Supplied records
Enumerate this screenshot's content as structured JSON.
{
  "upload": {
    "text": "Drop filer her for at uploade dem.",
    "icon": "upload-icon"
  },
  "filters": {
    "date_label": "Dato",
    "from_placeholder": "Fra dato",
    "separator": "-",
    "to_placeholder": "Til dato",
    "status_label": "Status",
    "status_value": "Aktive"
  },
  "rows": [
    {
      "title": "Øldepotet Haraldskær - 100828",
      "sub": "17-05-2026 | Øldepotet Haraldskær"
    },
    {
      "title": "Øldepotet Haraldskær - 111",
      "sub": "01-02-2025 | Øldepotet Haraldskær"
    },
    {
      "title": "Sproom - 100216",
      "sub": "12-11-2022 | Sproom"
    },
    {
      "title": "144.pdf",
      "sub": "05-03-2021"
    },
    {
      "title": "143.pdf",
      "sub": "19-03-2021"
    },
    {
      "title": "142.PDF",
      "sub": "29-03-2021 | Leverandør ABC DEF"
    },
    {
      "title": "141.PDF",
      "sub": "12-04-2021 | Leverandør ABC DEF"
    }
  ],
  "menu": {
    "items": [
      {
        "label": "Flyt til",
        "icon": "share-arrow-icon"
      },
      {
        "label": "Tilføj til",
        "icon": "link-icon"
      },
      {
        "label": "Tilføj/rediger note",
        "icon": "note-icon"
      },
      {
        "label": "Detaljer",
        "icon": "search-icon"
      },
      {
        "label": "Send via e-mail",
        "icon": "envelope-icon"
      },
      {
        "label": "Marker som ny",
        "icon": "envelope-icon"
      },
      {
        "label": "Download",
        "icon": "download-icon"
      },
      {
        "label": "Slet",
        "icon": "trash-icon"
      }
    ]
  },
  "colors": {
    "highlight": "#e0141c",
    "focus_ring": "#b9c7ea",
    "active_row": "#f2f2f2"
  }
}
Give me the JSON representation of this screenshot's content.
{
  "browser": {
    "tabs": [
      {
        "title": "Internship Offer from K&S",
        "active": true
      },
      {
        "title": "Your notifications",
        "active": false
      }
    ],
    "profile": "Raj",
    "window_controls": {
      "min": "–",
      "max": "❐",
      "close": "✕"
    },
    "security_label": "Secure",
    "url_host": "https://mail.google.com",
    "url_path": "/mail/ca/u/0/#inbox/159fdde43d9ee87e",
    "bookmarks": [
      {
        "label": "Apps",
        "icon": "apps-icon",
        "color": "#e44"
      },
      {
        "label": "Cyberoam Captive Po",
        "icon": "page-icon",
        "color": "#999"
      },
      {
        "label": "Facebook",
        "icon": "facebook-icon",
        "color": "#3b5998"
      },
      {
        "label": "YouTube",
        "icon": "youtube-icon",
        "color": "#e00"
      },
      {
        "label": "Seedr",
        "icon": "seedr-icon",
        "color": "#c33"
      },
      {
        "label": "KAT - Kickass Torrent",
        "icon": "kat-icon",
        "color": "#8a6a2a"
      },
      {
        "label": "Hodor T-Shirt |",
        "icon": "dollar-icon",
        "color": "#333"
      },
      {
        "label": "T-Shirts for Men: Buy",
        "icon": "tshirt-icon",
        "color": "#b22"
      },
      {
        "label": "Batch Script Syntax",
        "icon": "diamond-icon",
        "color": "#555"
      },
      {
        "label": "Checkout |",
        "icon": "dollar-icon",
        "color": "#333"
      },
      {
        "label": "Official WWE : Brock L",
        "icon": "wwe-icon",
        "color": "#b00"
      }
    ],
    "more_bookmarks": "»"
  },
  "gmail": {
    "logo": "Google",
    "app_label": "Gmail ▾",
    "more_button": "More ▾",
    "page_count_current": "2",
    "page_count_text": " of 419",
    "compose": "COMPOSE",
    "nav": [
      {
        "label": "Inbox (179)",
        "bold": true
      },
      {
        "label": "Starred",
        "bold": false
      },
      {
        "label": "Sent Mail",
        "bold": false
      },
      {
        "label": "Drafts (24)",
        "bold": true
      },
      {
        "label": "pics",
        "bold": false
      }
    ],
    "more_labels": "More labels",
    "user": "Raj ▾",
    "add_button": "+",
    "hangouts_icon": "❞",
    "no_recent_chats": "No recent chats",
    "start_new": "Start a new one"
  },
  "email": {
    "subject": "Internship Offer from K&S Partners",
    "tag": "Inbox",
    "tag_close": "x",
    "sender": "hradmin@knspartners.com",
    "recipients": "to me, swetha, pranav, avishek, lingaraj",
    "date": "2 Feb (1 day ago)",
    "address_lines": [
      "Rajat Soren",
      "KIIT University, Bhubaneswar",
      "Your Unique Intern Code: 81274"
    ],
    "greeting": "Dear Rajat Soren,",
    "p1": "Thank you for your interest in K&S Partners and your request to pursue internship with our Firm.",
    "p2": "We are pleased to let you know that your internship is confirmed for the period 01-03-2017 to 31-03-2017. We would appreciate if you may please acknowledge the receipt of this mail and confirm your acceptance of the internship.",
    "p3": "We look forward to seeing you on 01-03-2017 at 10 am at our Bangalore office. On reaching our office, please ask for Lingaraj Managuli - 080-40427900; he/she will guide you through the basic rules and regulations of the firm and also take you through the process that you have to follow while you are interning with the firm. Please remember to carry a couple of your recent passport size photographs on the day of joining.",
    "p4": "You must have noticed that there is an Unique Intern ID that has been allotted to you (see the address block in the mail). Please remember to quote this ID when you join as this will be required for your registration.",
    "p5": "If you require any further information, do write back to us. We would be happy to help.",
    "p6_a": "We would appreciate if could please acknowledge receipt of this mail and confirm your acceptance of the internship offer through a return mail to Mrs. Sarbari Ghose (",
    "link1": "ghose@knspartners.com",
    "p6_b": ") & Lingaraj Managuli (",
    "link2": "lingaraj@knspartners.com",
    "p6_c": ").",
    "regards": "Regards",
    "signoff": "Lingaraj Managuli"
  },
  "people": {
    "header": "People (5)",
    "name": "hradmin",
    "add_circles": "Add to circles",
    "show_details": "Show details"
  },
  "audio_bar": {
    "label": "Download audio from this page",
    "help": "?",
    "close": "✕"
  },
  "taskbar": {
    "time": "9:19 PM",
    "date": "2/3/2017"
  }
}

Directions for this task
Provide an exact reproduction of all the entries shown above.

Final result
Enumerate this screenshot's content as structured JSON.
{
  "upload": {
    "text": "Drop filer her for at uploade dem.",
    "icon": "upload-icon"
  },
  "filters": {
    "date_label": "Dato",
    "from_placeholder": "Fra dato",
    "separator": "-",
    "to_placeholder": "Til dato",
    "status_label": "Status",
    "status_value": "Aktive"
  },
  "rows": [
    {
      "title": "Øldepotet Haraldskær - 100828",
      "sub": "17-05-2026 | Øldepotet Haraldskær"
    },
    {
      "title": "Øldepotet Haraldskær - 111",
      "sub": "01-02-2025 | Øldepotet Haraldskær"
    },
    {
      "title": "Sproom - 100216",
      "sub": "12-11-2022 | Sproom"
    },
    {
      "title": "144.pdf",
      "sub": "05-03-2021"
    },
    {
      "title": "143.pdf",
      "sub": "19-03-2021"
    },
    {
      "title": "142.PDF",
      "sub": "29-03-2021 | Leverandør ABC DEF"
    },
    {
      "title": "141.PDF",
      "sub": "12-04-2021 | Leverandør ABC DEF"
    }
  ],
  "menu": {
    "items": [
      {
        "label": "Flyt til",
        "icon": "share-arrow-icon"
      },
      {
        "label": "Tilføj til",
        "icon": "link-icon"
      },
      {
        "label": "Tilføj/rediger note",
        "icon": "note-icon"
      },
      {
        "label": "Detaljer",
        "icon": "search-icon"
      },
      {
        "label": "Send via e-mail",
        "icon": "envelope-icon"
      },
      {
        "label": "Marker som ny",
        "icon": "envelope-icon"
      },
      {
        "label": "Download",
        "icon": "download-icon"
      },
      {
        "label": "Slet",
        "icon": "trash-icon"
      }
    ]
  },
  "colors": {
    "highlight": "#e0141c",
    "focus_ring": "#b9c7ea",
    "active_row": "#f2f2f2"
  }
}
Give me the JSON representation of this screenshot's content.
{
  "browser": {
    "tabs": [
      {
        "title": "Internship Offer from K&S",
        "active": true
      },
      {
        "title": "Your notifications",
        "active": false
      }
    ],
    "profile": "Raj",
    "window_controls": {
      "min": "–",
      "max": "❐",
      "close": "✕"
    },
    "security_label": "Secure",
    "url_host": "https://mail.google.com",
    "url_path": "/mail/ca/u/0/#inbox/159fdde43d9ee87e",
    "bookmarks": [
      {
        "label": "Apps",
        "icon": "apps-icon",
        "color": "#e44"
      },
      {
        "label": "Cyberoam Captive Po",
        "icon": "page-icon",
        "color": "#999"
      },
      {
        "label": "Facebook",
        "icon": "facebook-icon",
        "color": "#3b5998"
      },
      {
        "label": "YouTube",
        "icon": "youtube-icon",
        "color": "#e00"
      },
      {
        "label": "Seedr",
        "icon": "seedr-icon",
        "color": "#c33"
      },
      {
        "label": "KAT - Kickass Torrent",
        "icon": "kat-icon",
        "color": "#8a6a2a"
      },
      {
        "label": "Hodor T-Shirt |",
        "icon": "dollar-icon",
        "color": "#333"
      },
      {
        "label": "T-Shirts for Men: Buy",
        "icon": "tshirt-icon",
        "color": "#b22"
      },
      {
        "label": "Batch Script Syntax",
        "icon": "diamond-icon",
        "color": "#555"
      },
      {
        "label": "Checkout |",
        "icon": "dollar-icon",
        "color": "#333"
      },
      {
        "label": "Official WWE : Brock L",
        "icon": "wwe-icon",
        "color": "#b00"
      }
    ],
    "more_bookmarks": "»"
  },
  "gmail": {
    "logo": "Google",
    "app_label": "Gmail ▾",
    "more_button": "More ▾",
    "page_count_current": "2",
    "page_count_text": " of 419",
    "compose": "COMPOSE",
    "nav": [
      {
        "label": "Inbox (179)",
        "bold": true
      },
      {
        "label": "Starred",
        "bold": false
      },
      {
        "label": "Sent Mail",
        "bold": false
      },
      {
        "label": "Drafts (24)",
        "bold": true
      },
      {
        "label": "pics",
        "bold": false
      }
    ],
    "more_labels": "More labels",
    "user": "Raj ▾",
    "add_button": "+",
    "hangouts_icon": "❞",
    "no_recent_chats": "No recent chats",
    "start_new": "Start a new one"
  },
  "email": {
    "subject": "Internship Offer from K&S Partners",
    "tag": "Inbox",
    "tag_close": "x",
    "sender": "hradmin@knspartners.com",
    "recipients": "to me, swetha, pranav, avishek, lingaraj",
    "date": "2 Feb (1 day ago)",
    "address_lines": [
      "Rajat Soren",
      "KIIT University, Bhubaneswar",
      "Your Unique Intern Code: 81274"
    ],
    "greeting": "Dear Rajat Soren,",
    "p1": "Thank you for your interest in K&S Partners and your request to pursue internship with our Firm.",
    "p2": "We are pleased to let you know that your internship is confirmed for the period 01-03-2017 to 31-03-2017. We would appreciate if you may please acknowledge the receipt of this mail and confirm your acceptance of the internship.",
    "p3": "We look forward to seeing you on 01-03-2017 at 10 am at our Bangalore office. On reaching our office, please ask for Lingaraj Managuli - 080-40427900; he/she will guide you through the basic rules and regulations of the firm and also take you through the process that you have to follow while you are interning with the firm. Please remember to carry a couple of your recent passport size photographs on the day of joining.",
    "p4": "You must have noticed that there is an Unique Intern ID that has been allotted to you (see the address block in the mail). Please remember to quote this ID when you join as this will be required for your registration.",
    "p5": "If you require any further information, do write back to us. We would be happy to help.",
    "p6_a": "We would appreciate if could please acknowledge receipt of this mail and confirm your acceptance of the internship offer through a return mail to Mrs. Sarbari Ghose (",
    "link1": "ghose@knspartners.com",
    "p6_b": ") & Lingaraj Managuli (",
    "link2": "lingaraj@knspartners.com",
    "p6_c": ").",
    "regards": "Regards",
    "signoff": "Lingaraj Managuli"
  },
  "people": {
    "header": "People (5)",
    "name": "hradmin",
    "add_circles": "Add to circles",
    "show_details": "Show details"
  },
  "audio_bar": {
    "label": "Download audio from this page",
    "help": "?",
    "close": "✕"
  },
  "taskbar": {
    "time": "9:19 PM",
    "date": "2/3/2017"
  }
}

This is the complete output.